Figure data in JSON:
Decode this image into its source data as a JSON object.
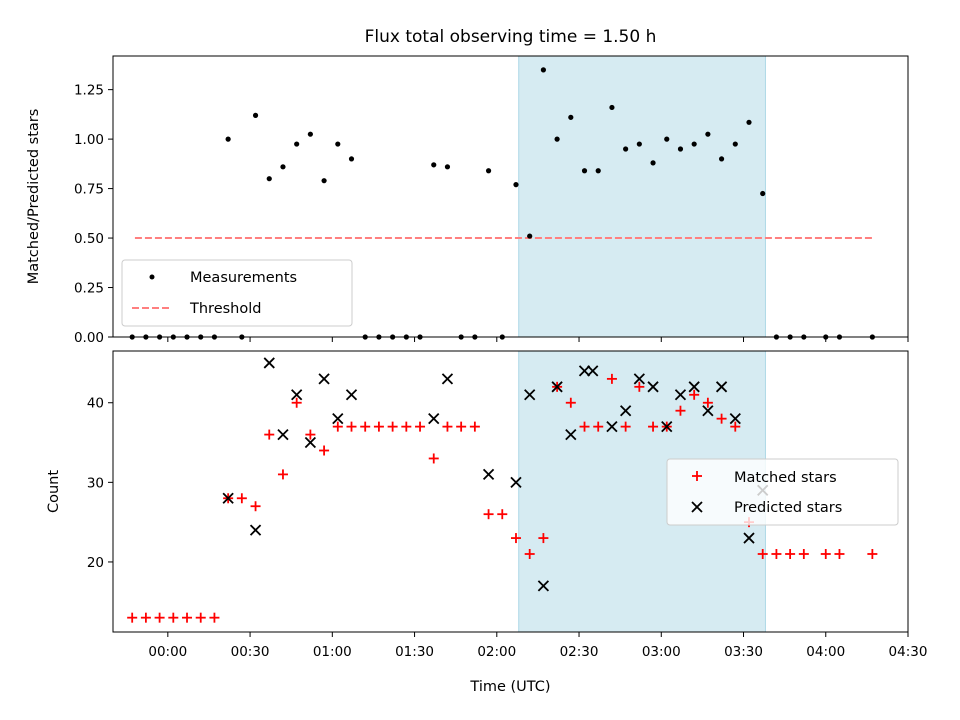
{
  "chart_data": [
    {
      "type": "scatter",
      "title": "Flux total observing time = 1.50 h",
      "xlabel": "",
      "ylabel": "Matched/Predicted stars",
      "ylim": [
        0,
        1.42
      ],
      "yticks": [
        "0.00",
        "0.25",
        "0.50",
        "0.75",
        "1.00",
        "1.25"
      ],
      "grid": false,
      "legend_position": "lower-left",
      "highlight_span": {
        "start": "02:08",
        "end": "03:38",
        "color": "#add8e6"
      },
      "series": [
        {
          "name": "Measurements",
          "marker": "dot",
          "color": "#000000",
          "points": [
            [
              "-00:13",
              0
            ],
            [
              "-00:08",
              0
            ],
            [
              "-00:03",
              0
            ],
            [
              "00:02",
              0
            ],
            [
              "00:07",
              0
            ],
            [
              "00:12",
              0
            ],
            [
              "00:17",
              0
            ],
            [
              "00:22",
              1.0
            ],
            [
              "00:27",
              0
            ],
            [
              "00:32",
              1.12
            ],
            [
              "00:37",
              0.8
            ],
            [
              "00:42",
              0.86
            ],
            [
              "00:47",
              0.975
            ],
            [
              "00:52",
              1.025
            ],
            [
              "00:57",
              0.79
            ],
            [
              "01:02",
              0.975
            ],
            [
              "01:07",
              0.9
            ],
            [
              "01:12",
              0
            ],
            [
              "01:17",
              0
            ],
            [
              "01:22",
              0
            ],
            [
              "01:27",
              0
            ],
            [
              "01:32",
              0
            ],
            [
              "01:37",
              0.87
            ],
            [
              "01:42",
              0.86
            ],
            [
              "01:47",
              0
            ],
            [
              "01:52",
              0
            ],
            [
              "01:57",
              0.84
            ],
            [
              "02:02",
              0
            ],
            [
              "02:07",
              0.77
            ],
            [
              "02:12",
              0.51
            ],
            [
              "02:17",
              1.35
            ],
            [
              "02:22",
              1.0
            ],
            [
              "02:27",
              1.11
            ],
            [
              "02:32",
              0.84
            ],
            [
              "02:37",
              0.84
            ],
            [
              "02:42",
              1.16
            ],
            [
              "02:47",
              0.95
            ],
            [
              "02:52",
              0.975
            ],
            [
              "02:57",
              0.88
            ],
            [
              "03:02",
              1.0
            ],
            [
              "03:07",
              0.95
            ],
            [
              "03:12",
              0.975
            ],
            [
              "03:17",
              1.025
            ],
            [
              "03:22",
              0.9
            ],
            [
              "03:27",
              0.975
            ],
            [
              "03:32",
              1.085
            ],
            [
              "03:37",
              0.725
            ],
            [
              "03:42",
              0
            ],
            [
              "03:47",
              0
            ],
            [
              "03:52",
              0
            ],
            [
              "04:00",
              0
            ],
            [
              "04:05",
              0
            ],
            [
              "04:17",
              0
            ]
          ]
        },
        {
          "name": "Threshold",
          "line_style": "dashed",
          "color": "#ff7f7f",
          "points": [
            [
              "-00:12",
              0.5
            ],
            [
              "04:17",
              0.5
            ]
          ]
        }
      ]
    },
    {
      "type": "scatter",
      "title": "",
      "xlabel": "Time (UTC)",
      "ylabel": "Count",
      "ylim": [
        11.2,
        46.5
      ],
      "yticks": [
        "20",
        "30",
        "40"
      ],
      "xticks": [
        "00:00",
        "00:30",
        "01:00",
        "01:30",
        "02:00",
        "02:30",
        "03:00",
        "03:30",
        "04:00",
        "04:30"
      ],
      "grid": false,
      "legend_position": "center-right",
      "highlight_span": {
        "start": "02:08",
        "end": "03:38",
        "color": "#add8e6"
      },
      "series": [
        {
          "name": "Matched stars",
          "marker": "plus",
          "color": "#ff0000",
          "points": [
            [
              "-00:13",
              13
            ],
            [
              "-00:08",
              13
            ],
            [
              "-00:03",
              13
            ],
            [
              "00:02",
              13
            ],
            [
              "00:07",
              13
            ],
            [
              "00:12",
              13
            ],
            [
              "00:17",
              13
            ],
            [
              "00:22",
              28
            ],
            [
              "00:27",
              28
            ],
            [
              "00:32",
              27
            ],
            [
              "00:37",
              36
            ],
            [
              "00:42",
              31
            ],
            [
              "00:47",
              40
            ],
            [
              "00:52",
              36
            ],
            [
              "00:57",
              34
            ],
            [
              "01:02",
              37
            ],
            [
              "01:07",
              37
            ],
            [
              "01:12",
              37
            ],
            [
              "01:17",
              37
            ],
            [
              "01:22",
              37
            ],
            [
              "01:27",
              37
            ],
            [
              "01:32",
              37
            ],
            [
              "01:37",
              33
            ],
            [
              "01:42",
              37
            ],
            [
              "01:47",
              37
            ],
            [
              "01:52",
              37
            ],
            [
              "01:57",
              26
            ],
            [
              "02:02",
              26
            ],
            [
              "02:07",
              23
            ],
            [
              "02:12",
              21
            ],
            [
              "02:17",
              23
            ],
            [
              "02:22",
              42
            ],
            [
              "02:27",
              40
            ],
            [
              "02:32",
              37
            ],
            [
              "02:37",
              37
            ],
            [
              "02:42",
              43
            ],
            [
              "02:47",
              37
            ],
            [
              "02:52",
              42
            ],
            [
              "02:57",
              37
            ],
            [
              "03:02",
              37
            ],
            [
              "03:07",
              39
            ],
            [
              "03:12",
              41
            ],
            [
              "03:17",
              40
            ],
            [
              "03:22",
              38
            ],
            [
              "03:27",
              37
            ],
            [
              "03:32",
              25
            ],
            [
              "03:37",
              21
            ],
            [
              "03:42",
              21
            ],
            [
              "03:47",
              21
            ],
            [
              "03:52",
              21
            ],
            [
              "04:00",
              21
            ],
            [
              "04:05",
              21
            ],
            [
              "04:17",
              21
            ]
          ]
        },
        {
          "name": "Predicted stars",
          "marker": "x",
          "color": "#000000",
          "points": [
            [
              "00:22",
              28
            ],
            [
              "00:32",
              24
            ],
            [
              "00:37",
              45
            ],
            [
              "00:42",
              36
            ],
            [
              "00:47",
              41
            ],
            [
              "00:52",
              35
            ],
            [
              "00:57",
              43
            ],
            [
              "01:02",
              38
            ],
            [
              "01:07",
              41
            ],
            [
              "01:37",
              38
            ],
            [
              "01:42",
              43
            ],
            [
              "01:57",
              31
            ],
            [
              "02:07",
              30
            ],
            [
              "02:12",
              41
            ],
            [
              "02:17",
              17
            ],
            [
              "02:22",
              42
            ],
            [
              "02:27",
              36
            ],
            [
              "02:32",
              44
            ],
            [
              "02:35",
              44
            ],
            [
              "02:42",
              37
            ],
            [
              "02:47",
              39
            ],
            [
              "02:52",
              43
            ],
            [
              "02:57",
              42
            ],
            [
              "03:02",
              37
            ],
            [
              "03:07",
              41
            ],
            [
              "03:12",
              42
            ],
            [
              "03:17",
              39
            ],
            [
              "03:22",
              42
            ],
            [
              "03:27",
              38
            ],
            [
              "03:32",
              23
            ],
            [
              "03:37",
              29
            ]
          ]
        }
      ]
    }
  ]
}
...
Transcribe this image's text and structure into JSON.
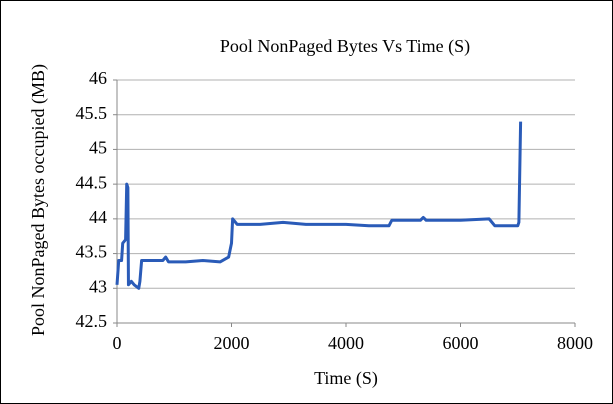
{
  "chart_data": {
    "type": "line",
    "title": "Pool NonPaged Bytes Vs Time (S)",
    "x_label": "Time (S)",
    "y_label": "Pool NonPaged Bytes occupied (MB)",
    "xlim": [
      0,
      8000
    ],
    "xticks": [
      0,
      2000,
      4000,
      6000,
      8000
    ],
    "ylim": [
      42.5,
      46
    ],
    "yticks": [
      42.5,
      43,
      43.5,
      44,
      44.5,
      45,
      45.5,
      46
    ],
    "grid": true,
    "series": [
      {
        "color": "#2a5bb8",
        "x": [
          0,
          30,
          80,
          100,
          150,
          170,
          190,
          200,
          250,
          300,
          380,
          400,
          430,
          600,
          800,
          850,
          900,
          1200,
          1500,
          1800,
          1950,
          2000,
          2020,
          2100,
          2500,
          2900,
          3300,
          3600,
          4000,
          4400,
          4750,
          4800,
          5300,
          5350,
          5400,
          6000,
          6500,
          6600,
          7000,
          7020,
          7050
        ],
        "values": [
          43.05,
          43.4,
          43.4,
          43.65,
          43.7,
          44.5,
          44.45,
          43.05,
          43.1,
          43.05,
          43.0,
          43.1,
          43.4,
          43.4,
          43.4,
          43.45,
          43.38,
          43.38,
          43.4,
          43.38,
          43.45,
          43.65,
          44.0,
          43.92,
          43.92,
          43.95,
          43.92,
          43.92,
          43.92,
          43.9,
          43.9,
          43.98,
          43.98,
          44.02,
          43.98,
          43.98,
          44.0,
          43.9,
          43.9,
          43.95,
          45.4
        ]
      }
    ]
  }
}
--
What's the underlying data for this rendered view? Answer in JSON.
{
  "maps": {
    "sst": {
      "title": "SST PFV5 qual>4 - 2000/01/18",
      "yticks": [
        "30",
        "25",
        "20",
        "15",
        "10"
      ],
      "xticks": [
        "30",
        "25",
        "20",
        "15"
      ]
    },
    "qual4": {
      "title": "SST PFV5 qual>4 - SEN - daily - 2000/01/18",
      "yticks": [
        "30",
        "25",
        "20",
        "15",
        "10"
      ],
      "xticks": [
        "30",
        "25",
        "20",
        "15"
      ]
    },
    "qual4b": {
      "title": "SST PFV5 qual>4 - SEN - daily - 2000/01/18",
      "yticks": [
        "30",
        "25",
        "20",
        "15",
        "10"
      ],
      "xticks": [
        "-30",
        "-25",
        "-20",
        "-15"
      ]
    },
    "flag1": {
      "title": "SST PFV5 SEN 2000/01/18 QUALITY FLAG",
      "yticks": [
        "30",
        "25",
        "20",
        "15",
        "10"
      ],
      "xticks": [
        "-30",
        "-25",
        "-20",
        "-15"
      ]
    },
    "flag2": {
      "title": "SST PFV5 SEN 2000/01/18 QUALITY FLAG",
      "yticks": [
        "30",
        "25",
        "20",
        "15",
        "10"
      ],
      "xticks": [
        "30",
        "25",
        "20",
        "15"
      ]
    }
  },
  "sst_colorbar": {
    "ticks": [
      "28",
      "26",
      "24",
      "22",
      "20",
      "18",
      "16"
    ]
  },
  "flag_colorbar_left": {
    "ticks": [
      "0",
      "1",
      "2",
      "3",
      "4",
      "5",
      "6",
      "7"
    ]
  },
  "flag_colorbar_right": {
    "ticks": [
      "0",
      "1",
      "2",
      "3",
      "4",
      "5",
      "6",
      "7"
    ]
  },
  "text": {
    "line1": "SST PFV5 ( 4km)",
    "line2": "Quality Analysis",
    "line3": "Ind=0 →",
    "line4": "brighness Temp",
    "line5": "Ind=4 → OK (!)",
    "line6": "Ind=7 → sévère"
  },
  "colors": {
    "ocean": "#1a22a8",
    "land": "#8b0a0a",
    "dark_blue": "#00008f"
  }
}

Your instructions:
Pick out and copy every line that contains the word "text".

Exercise result:
Transcribe this image's text and structure into JSON.
  "text": {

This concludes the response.